MATERIALS PROVIDED:
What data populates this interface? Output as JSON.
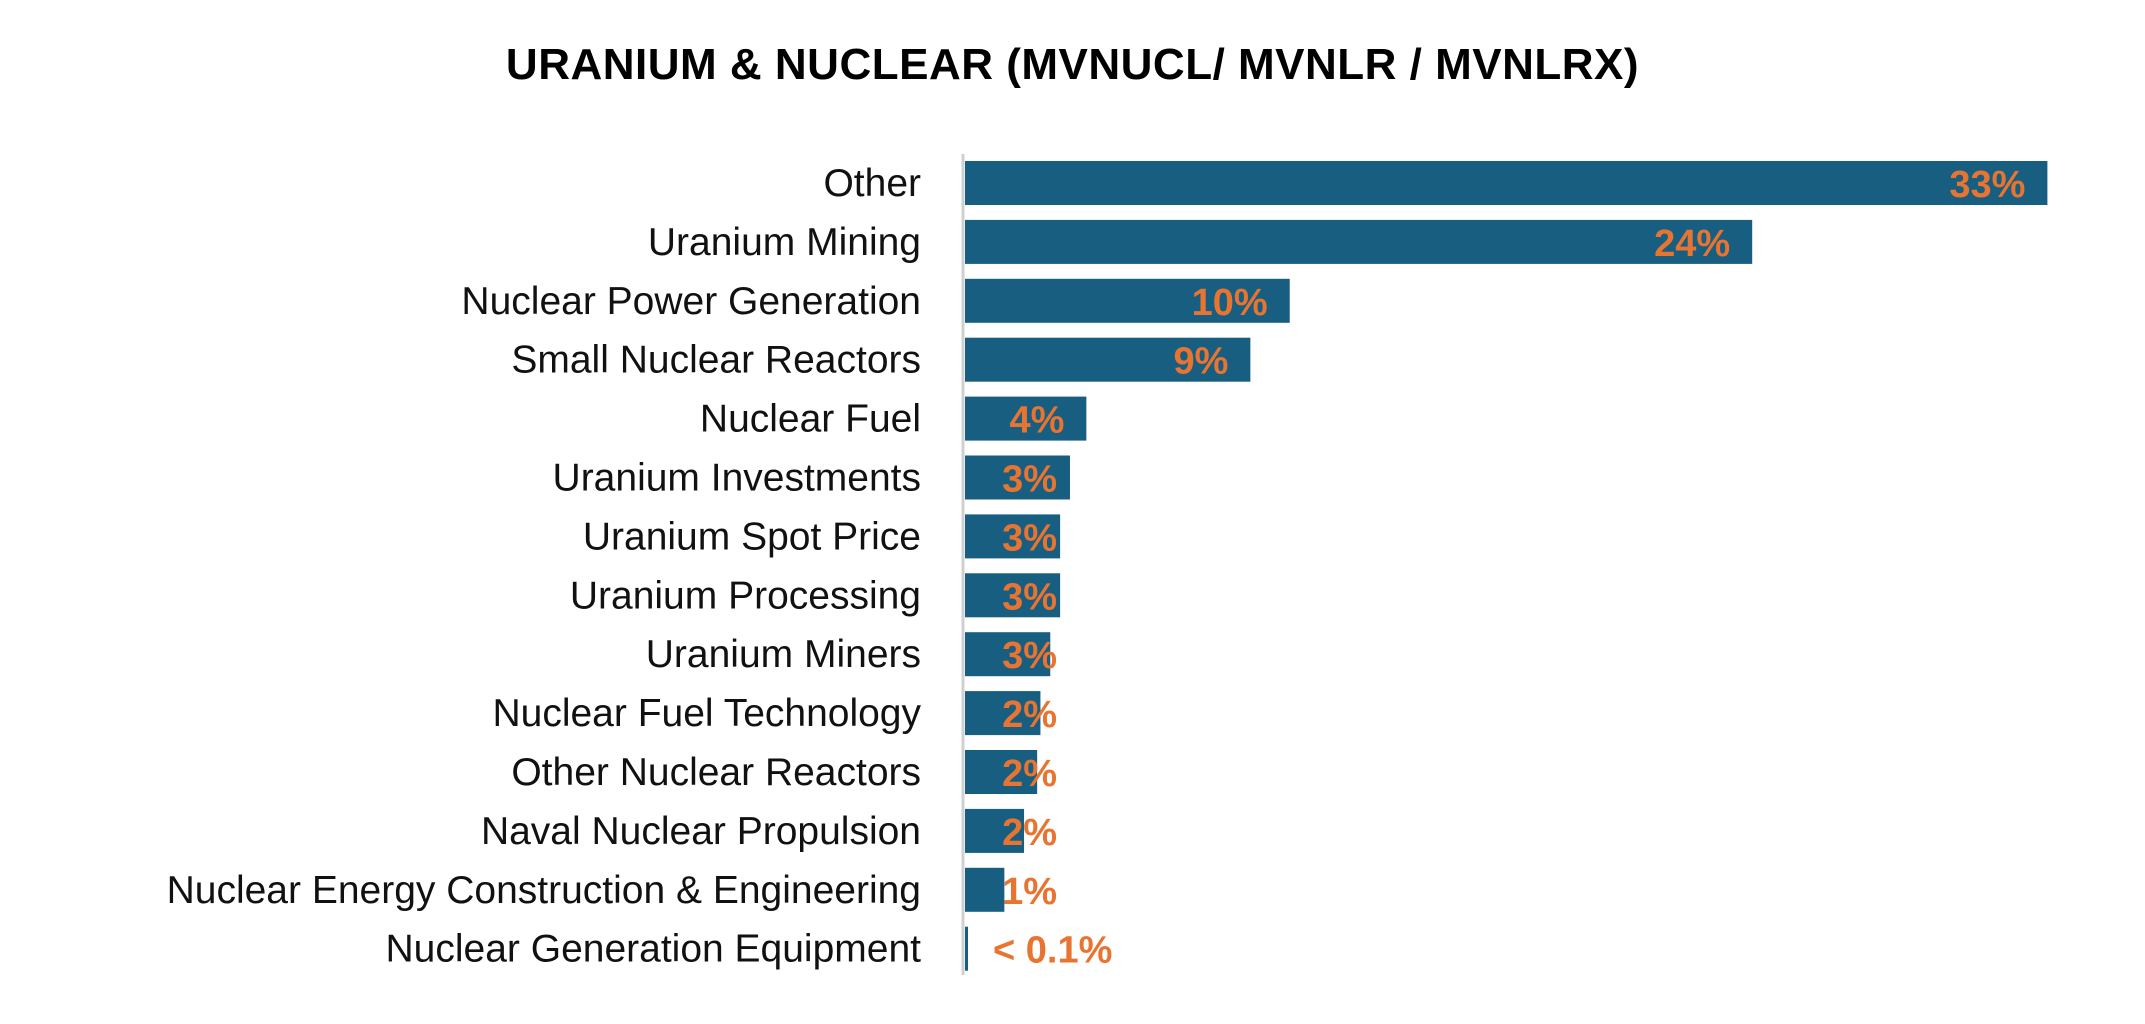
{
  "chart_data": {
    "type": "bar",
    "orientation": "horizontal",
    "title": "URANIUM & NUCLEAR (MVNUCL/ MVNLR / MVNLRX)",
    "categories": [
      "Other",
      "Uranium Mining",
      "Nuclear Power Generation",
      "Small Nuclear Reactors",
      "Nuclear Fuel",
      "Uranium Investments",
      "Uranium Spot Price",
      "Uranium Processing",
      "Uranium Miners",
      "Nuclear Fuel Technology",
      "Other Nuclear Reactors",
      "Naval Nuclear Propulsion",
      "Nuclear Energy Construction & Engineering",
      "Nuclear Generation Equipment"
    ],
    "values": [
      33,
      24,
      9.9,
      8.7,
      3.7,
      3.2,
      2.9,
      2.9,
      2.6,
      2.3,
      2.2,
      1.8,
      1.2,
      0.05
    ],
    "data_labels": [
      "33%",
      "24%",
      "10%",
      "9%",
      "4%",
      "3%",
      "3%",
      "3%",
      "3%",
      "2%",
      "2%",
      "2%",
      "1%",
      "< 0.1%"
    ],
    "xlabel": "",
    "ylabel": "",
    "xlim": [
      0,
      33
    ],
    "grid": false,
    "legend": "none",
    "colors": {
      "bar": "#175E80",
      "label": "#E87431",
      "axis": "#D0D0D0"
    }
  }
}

...

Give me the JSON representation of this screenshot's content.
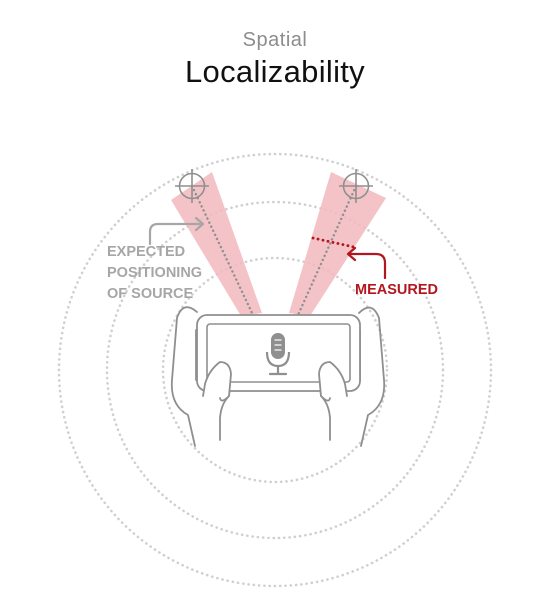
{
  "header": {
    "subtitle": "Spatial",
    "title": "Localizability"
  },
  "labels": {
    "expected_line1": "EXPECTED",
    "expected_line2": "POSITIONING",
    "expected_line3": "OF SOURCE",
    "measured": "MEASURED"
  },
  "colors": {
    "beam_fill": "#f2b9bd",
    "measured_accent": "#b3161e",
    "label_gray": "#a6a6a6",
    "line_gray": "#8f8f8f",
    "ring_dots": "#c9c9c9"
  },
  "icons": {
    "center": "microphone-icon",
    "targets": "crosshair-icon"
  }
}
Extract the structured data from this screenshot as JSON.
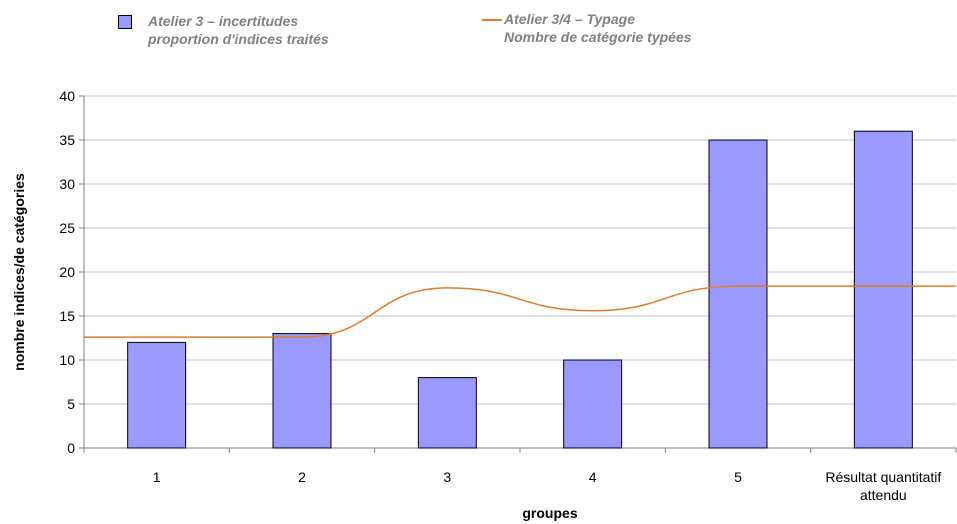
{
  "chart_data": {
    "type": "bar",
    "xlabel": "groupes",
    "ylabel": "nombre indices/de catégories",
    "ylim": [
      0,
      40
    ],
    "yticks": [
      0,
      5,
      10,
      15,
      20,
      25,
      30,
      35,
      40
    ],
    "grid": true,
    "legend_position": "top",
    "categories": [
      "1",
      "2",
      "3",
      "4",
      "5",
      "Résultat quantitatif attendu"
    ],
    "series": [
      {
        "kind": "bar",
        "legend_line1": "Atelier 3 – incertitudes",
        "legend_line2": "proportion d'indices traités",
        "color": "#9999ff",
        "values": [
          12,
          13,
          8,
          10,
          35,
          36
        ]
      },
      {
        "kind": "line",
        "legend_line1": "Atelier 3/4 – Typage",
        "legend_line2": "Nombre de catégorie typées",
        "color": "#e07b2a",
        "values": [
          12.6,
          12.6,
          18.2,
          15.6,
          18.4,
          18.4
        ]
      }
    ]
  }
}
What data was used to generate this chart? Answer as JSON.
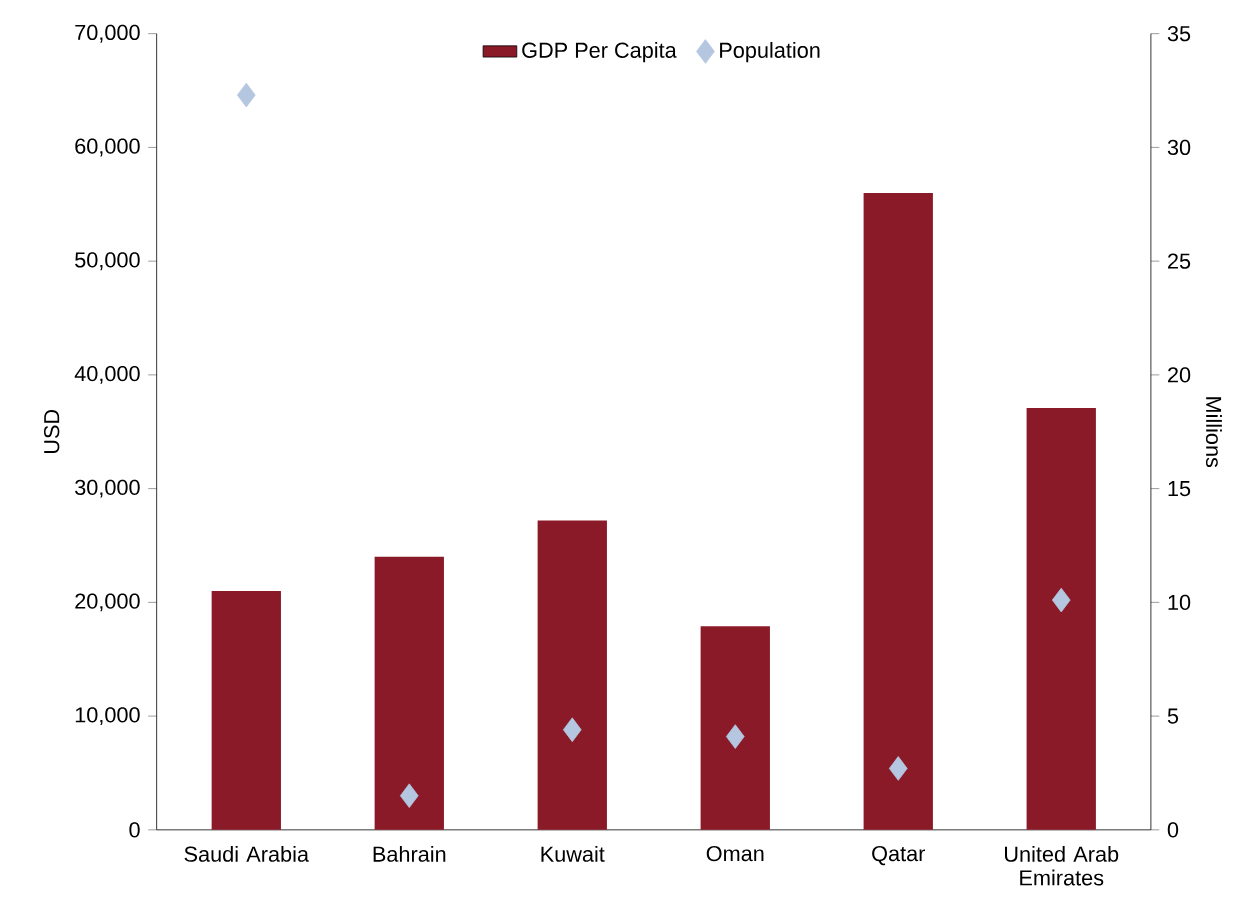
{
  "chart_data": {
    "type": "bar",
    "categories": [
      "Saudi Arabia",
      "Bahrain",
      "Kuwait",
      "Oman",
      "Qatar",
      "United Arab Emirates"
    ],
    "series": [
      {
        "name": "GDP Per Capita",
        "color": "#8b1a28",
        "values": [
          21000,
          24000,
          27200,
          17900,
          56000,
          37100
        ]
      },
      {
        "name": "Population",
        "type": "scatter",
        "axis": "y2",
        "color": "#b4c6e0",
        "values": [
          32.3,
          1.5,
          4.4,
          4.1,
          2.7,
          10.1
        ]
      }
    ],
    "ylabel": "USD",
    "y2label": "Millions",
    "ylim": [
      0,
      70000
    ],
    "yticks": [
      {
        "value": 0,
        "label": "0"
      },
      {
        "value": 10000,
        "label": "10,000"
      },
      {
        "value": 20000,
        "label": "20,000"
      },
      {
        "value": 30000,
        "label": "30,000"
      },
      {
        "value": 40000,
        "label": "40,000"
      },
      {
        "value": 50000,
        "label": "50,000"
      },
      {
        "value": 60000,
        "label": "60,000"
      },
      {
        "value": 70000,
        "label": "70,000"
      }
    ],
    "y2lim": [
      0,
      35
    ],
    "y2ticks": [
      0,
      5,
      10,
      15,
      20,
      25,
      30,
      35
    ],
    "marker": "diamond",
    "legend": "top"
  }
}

OBJECTIVE: Copy every line of the entries above in which "Reactors" occurs.

FINISHED ANSWER:
      "Small Nuclear Reactors",
      "Other Nuclear Reactors",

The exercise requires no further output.